The request
Your answer should be only a number: how many lines include the word "deposits".

---

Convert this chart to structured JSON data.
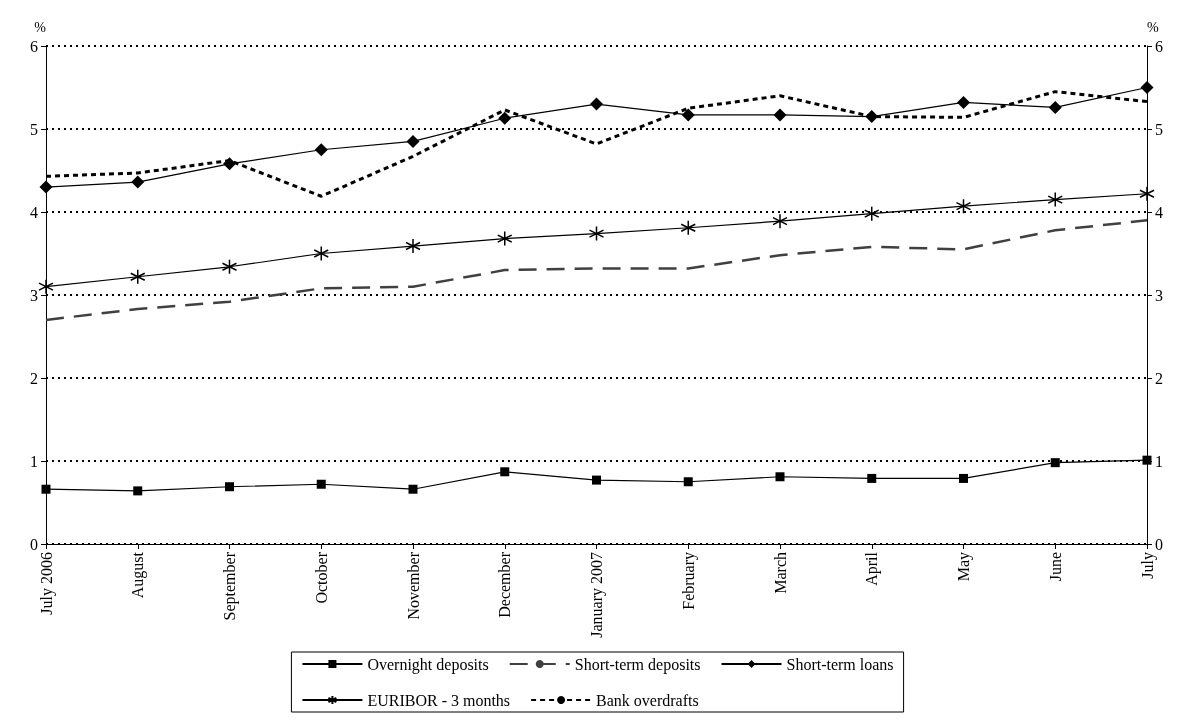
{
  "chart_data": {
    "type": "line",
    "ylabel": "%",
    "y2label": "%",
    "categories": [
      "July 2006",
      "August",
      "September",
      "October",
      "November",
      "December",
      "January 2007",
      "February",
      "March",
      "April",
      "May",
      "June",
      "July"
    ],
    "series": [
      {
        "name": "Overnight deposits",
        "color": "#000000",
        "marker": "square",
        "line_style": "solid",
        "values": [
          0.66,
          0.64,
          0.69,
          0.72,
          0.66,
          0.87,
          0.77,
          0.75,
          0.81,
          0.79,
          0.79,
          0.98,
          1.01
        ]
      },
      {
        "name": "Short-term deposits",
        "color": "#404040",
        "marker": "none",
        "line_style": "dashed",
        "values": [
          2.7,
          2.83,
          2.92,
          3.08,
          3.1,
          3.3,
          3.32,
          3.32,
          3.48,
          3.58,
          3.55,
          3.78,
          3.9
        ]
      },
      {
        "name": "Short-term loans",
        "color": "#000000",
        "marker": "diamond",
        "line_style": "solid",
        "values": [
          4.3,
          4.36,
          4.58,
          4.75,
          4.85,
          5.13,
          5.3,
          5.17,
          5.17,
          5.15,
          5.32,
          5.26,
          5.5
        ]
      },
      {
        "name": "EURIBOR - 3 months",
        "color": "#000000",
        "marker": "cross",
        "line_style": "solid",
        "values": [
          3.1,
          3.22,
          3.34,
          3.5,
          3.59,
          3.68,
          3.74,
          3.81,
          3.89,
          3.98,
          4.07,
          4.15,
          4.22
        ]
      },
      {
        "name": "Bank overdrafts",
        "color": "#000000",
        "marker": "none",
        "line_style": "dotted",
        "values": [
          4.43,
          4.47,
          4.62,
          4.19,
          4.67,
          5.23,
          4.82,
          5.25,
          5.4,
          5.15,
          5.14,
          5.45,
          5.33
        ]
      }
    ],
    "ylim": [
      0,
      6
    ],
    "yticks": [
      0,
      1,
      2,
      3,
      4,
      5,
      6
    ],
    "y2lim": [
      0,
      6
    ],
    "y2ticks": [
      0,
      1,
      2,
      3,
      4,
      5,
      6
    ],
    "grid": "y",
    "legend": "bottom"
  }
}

---

Completed exercise
2